Copy every entry exactly as given, minus the images.

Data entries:
[Start]

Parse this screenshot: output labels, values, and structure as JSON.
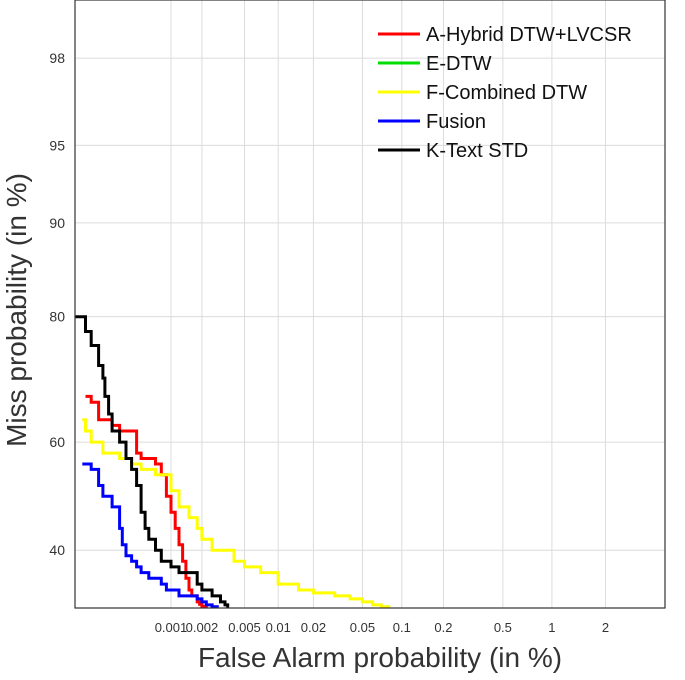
{
  "chart_data": {
    "type": "line",
    "subtype": "DET curve",
    "title": "",
    "xlabel": "False Alarm probability (in %)",
    "ylabel": "Miss probability (in %)",
    "x_scale": "normal-deviate (probit)",
    "y_scale": "normal-deviate (probit)",
    "xlim": [
      0.0001,
      4
    ],
    "ylim": [
      30,
      99
    ],
    "x_ticks": [
      {
        "value": 0.001,
        "label": "0.001"
      },
      {
        "value": 0.002,
        "label": "0.002"
      },
      {
        "value": 0.005,
        "label": "0.005"
      },
      {
        "value": 0.01,
        "label": "0.01"
      },
      {
        "value": 0.02,
        "label": "0.02"
      },
      {
        "value": 0.05,
        "label": "0.05"
      },
      {
        "value": 0.1,
        "label": "0.1"
      },
      {
        "value": 0.2,
        "label": "0.2"
      },
      {
        "value": 0.5,
        "label": "0.5"
      },
      {
        "value": 1,
        "label": "1"
      },
      {
        "value": 2,
        "label": "2"
      }
    ],
    "y_ticks": [
      {
        "value": 40,
        "label": "40"
      },
      {
        "value": 60,
        "label": "60"
      },
      {
        "value": 80,
        "label": "80"
      },
      {
        "value": 90,
        "label": "90"
      },
      {
        "value": 95,
        "label": "95"
      },
      {
        "value": 98,
        "label": "98"
      }
    ],
    "grid": true,
    "legend_position": "top-right",
    "series": [
      {
        "name": "A-Hybrid DTW+LVCSR",
        "color": "#ff0000",
        "points": [
          [
            0.00013,
            68
          ],
          [
            0.00015,
            67
          ],
          [
            0.00018,
            64
          ],
          [
            0.00025,
            63
          ],
          [
            0.0003,
            62
          ],
          [
            0.00035,
            62
          ],
          [
            0.0004,
            62
          ],
          [
            0.00045,
            58
          ],
          [
            0.0005,
            57
          ],
          [
            0.0006,
            57
          ],
          [
            0.0007,
            56
          ],
          [
            0.0008,
            54
          ],
          [
            0.0009,
            50
          ],
          [
            0.001,
            47
          ],
          [
            0.0011,
            44
          ],
          [
            0.0012,
            41
          ],
          [
            0.0013,
            38
          ],
          [
            0.0014,
            35
          ],
          [
            0.0015,
            33
          ],
          [
            0.0016,
            32
          ],
          [
            0.0018,
            31
          ],
          [
            0.0019,
            30.6
          ],
          [
            0.002,
            30.3
          ],
          [
            0.0022,
            30
          ]
        ]
      },
      {
        "name": "E-DTW",
        "color": "#00dd00",
        "points": []
      },
      {
        "name": "F-Combined DTW",
        "color": "#ffff00",
        "points": [
          [
            0.00012,
            64
          ],
          [
            0.00013,
            62
          ],
          [
            0.00015,
            60
          ],
          [
            0.0002,
            58
          ],
          [
            0.0003,
            57
          ],
          [
            0.0004,
            56
          ],
          [
            0.0005,
            55
          ],
          [
            0.0007,
            54
          ],
          [
            0.001,
            51
          ],
          [
            0.0012,
            48
          ],
          [
            0.0015,
            46
          ],
          [
            0.0018,
            44
          ],
          [
            0.002,
            42
          ],
          [
            0.0025,
            40
          ],
          [
            0.003,
            40
          ],
          [
            0.004,
            38
          ],
          [
            0.005,
            37
          ],
          [
            0.007,
            36
          ],
          [
            0.01,
            34
          ],
          [
            0.015,
            33
          ],
          [
            0.02,
            32.5
          ],
          [
            0.03,
            32
          ],
          [
            0.04,
            31.5
          ],
          [
            0.05,
            31
          ],
          [
            0.06,
            30.5
          ],
          [
            0.07,
            30.2
          ],
          [
            0.08,
            30
          ]
        ]
      },
      {
        "name": "Fusion",
        "color": "#0000ff",
        "points": [
          [
            0.00012,
            56
          ],
          [
            0.00015,
            55
          ],
          [
            0.00018,
            52
          ],
          [
            0.0002,
            50
          ],
          [
            0.00025,
            48
          ],
          [
            0.0003,
            44
          ],
          [
            0.00032,
            41
          ],
          [
            0.00035,
            39
          ],
          [
            0.0004,
            38
          ],
          [
            0.00045,
            37
          ],
          [
            0.0005,
            36
          ],
          [
            0.0006,
            35
          ],
          [
            0.0007,
            35
          ],
          [
            0.0008,
            34
          ],
          [
            0.0009,
            33
          ],
          [
            0.001,
            33
          ],
          [
            0.0012,
            32
          ],
          [
            0.0015,
            32
          ],
          [
            0.0018,
            31.5
          ],
          [
            0.002,
            31
          ],
          [
            0.0022,
            30.5
          ],
          [
            0.0025,
            30.2
          ],
          [
            0.0028,
            30
          ]
        ]
      },
      {
        "name": "K-Text STD",
        "color": "#000000",
        "points": [
          [
            0.0001,
            80
          ],
          [
            0.00013,
            78
          ],
          [
            0.00015,
            76
          ],
          [
            0.00018,
            73
          ],
          [
            0.0002,
            71
          ],
          [
            0.00021,
            68
          ],
          [
            0.00023,
            65
          ],
          [
            0.00025,
            62
          ],
          [
            0.0003,
            60
          ],
          [
            0.00035,
            57
          ],
          [
            0.0004,
            55
          ],
          [
            0.00045,
            52
          ],
          [
            0.0005,
            47
          ],
          [
            0.00055,
            44
          ],
          [
            0.0006,
            42
          ],
          [
            0.0007,
            40
          ],
          [
            0.0008,
            38
          ],
          [
            0.001,
            37
          ],
          [
            0.0012,
            36
          ],
          [
            0.0015,
            36
          ],
          [
            0.0018,
            34
          ],
          [
            0.002,
            33
          ],
          [
            0.0025,
            32
          ],
          [
            0.003,
            31
          ],
          [
            0.0033,
            30.5
          ],
          [
            0.0035,
            30
          ]
        ]
      }
    ]
  }
}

[End]

FULL ANSWER
Parse this screenshot: output labels, values, and structure as JSON.
{
  "chart_data": {
    "type": "line",
    "subtype": "DET curve",
    "title": "",
    "xlabel": "False Alarm probability (in %)",
    "ylabel": "Miss probability (in %)",
    "x_scale": "normal-deviate (probit)",
    "y_scale": "normal-deviate (probit)",
    "xlim": [
      0.0001,
      4
    ],
    "ylim": [
      30,
      99
    ],
    "x_ticks": [
      {
        "value": 0.001,
        "label": "0.001"
      },
      {
        "value": 0.002,
        "label": "0.002"
      },
      {
        "value": 0.005,
        "label": "0.005"
      },
      {
        "value": 0.01,
        "label": "0.01"
      },
      {
        "value": 0.02,
        "label": "0.02"
      },
      {
        "value": 0.05,
        "label": "0.05"
      },
      {
        "value": 0.1,
        "label": "0.1"
      },
      {
        "value": 0.2,
        "label": "0.2"
      },
      {
        "value": 0.5,
        "label": "0.5"
      },
      {
        "value": 1,
        "label": "1"
      },
      {
        "value": 2,
        "label": "2"
      }
    ],
    "y_ticks": [
      {
        "value": 40,
        "label": "40"
      },
      {
        "value": 60,
        "label": "60"
      },
      {
        "value": 80,
        "label": "80"
      },
      {
        "value": 90,
        "label": "90"
      },
      {
        "value": 95,
        "label": "95"
      },
      {
        "value": 98,
        "label": "98"
      }
    ],
    "grid": true,
    "legend_position": "top-right",
    "series": [
      {
        "name": "A-Hybrid DTW+LVCSR",
        "color": "#ff0000",
        "points": [
          [
            0.00013,
            68
          ],
          [
            0.00015,
            67
          ],
          [
            0.00018,
            64
          ],
          [
            0.00025,
            63
          ],
          [
            0.0003,
            62
          ],
          [
            0.00035,
            62
          ],
          [
            0.0004,
            62
          ],
          [
            0.00045,
            58
          ],
          [
            0.0005,
            57
          ],
          [
            0.0006,
            57
          ],
          [
            0.0007,
            56
          ],
          [
            0.0008,
            54
          ],
          [
            0.0009,
            50
          ],
          [
            0.001,
            47
          ],
          [
            0.0011,
            44
          ],
          [
            0.0012,
            41
          ],
          [
            0.0013,
            38
          ],
          [
            0.0014,
            35
          ],
          [
            0.0015,
            33
          ],
          [
            0.0016,
            32
          ],
          [
            0.0018,
            31
          ],
          [
            0.0019,
            30.6
          ],
          [
            0.002,
            30.3
          ],
          [
            0.0022,
            30
          ]
        ]
      },
      {
        "name": "E-DTW",
        "color": "#00dd00",
        "points": []
      },
      {
        "name": "F-Combined DTW",
        "color": "#ffff00",
        "points": [
          [
            0.00012,
            64
          ],
          [
            0.00013,
            62
          ],
          [
            0.00015,
            60
          ],
          [
            0.0002,
            58
          ],
          [
            0.0003,
            57
          ],
          [
            0.0004,
            56
          ],
          [
            0.0005,
            55
          ],
          [
            0.0007,
            54
          ],
          [
            0.001,
            51
          ],
          [
            0.0012,
            48
          ],
          [
            0.0015,
            46
          ],
          [
            0.0018,
            44
          ],
          [
            0.002,
            42
          ],
          [
            0.0025,
            40
          ],
          [
            0.003,
            40
          ],
          [
            0.004,
            38
          ],
          [
            0.005,
            37
          ],
          [
            0.007,
            36
          ],
          [
            0.01,
            34
          ],
          [
            0.015,
            33
          ],
          [
            0.02,
            32.5
          ],
          [
            0.03,
            32
          ],
          [
            0.04,
            31.5
          ],
          [
            0.05,
            31
          ],
          [
            0.06,
            30.5
          ],
          [
            0.07,
            30.2
          ],
          [
            0.08,
            30
          ]
        ]
      },
      {
        "name": "Fusion",
        "color": "#0000ff",
        "points": [
          [
            0.00012,
            56
          ],
          [
            0.00015,
            55
          ],
          [
            0.00018,
            52
          ],
          [
            0.0002,
            50
          ],
          [
            0.00025,
            48
          ],
          [
            0.0003,
            44
          ],
          [
            0.00032,
            41
          ],
          [
            0.00035,
            39
          ],
          [
            0.0004,
            38
          ],
          [
            0.00045,
            37
          ],
          [
            0.0005,
            36
          ],
          [
            0.0006,
            35
          ],
          [
            0.0007,
            35
          ],
          [
            0.0008,
            34
          ],
          [
            0.0009,
            33
          ],
          [
            0.001,
            33
          ],
          [
            0.0012,
            32
          ],
          [
            0.0015,
            32
          ],
          [
            0.0018,
            31.5
          ],
          [
            0.002,
            31
          ],
          [
            0.0022,
            30.5
          ],
          [
            0.0025,
            30.2
          ],
          [
            0.0028,
            30
          ]
        ]
      },
      {
        "name": "K-Text STD",
        "color": "#000000",
        "points": [
          [
            0.0001,
            80
          ],
          [
            0.00013,
            78
          ],
          [
            0.00015,
            76
          ],
          [
            0.00018,
            73
          ],
          [
            0.0002,
            71
          ],
          [
            0.00021,
            68
          ],
          [
            0.00023,
            65
          ],
          [
            0.00025,
            62
          ],
          [
            0.0003,
            60
          ],
          [
            0.00035,
            57
          ],
          [
            0.0004,
            55
          ],
          [
            0.00045,
            52
          ],
          [
            0.0005,
            47
          ],
          [
            0.00055,
            44
          ],
          [
            0.0006,
            42
          ],
          [
            0.0007,
            40
          ],
          [
            0.0008,
            38
          ],
          [
            0.001,
            37
          ],
          [
            0.0012,
            36
          ],
          [
            0.0015,
            36
          ],
          [
            0.0018,
            34
          ],
          [
            0.002,
            33
          ],
          [
            0.0025,
            32
          ],
          [
            0.003,
            31
          ],
          [
            0.0033,
            30.5
          ],
          [
            0.0035,
            30
          ]
        ]
      }
    ]
  }
}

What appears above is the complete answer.